** Start of PROVIDED INFORMATION **

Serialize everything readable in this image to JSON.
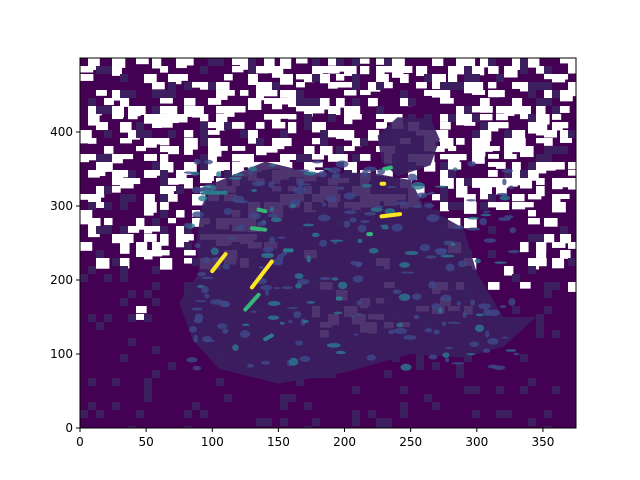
{
  "chart_data": {
    "type": "heatmap",
    "title": "",
    "xlabel": "",
    "ylabel": "",
    "xlim": [
      0,
      375
    ],
    "ylim": [
      0,
      500
    ],
    "origin": "lower",
    "grid": false,
    "colormap": "viridis",
    "x_ticks": [
      0,
      50,
      100,
      150,
      200,
      250,
      300,
      350
    ],
    "x_tick_labels": [
      "0",
      "50",
      "100",
      "150",
      "200",
      "250",
      "300",
      "350"
    ],
    "y_ticks": [
      0,
      100,
      200,
      300,
      400
    ],
    "y_tick_labels": [
      "0",
      "100",
      "200",
      "300",
      "400"
    ],
    "colors": {
      "low": "#440154",
      "dark": "#3b1f5f",
      "mid": "#3e4a89",
      "teal": "#2a7b8e",
      "green": "#35b779",
      "high": "#fde725",
      "background": "#ffffff",
      "axis": "#000000"
    },
    "description_of_content": "",
    "bright_features": [
      {
        "x0": 100,
        "y0": 212,
        "x1": 110,
        "y1": 235,
        "value": 1.0
      },
      {
        "x0": 130,
        "y0": 190,
        "x1": 145,
        "y1": 225,
        "value": 0.95
      },
      {
        "x0": 125,
        "y0": 160,
        "x1": 135,
        "y1": 180,
        "value": 0.7
      },
      {
        "x0": 228,
        "y0": 286,
        "x1": 242,
        "y1": 289,
        "value": 0.9
      },
      {
        "x0": 228,
        "y0": 330,
        "x1": 230,
        "y1": 330,
        "value": 0.9
      },
      {
        "x0": 218,
        "y0": 262,
        "x1": 220,
        "y1": 262,
        "value": 0.8
      },
      {
        "x0": 130,
        "y0": 270,
        "x1": 140,
        "y1": 268,
        "value": 0.85
      },
      {
        "x0": 135,
        "y0": 295,
        "x1": 140,
        "y1": 293,
        "value": 0.7
      },
      {
        "x0": 155,
        "y0": 240,
        "x1": 160,
        "y1": 240,
        "value": 0.6
      },
      {
        "x0": 230,
        "y0": 350,
        "x1": 235,
        "y1": 352,
        "value": 0.7
      },
      {
        "x0": 95,
        "y0": 318,
        "x1": 110,
        "y1": 318,
        "value": 0.5
      },
      {
        "x0": 195,
        "y0": 175,
        "x1": 197,
        "y1": 175,
        "value": 0.6
      },
      {
        "x0": 140,
        "y0": 120,
        "x1": 145,
        "y1": 125,
        "value": 0.5
      }
    ]
  }
}
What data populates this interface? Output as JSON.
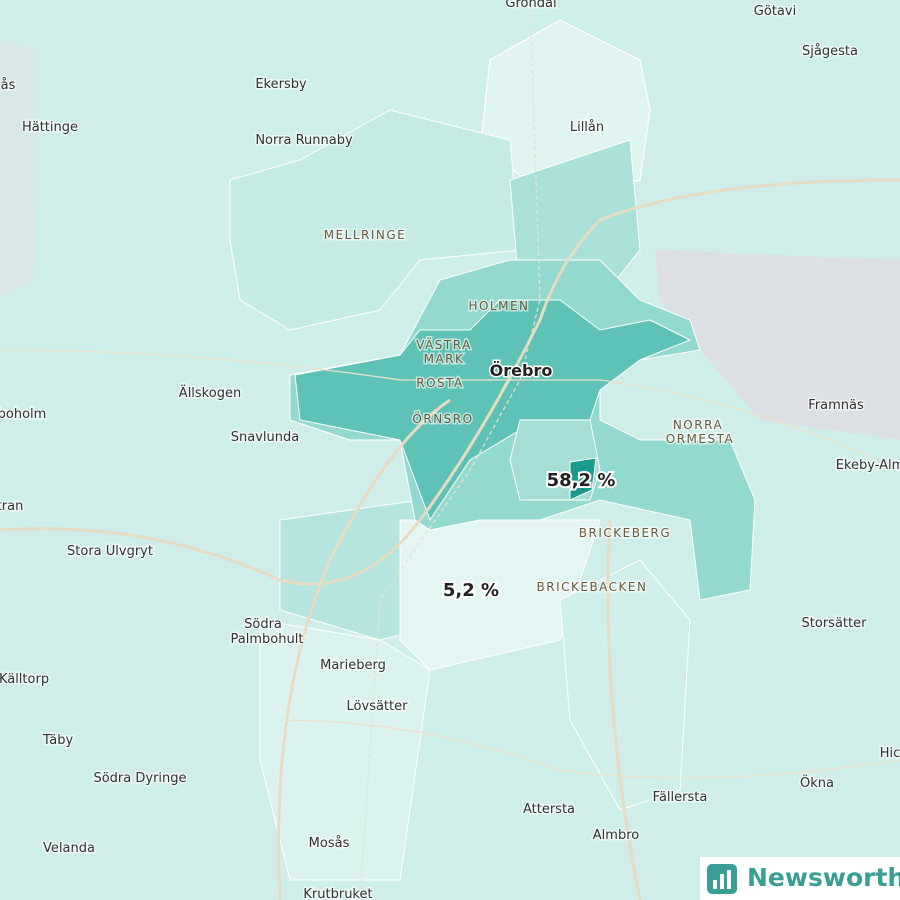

** End of PROVIDED INFORMATION **

TASK DESCRIPTION ->
Write out each line of the data that holds the string "JSON".

OUTPUT OF THE EXERCISE ->
Serialize everything readable in this image to JSON.
What data populates this interface? Output as JSON.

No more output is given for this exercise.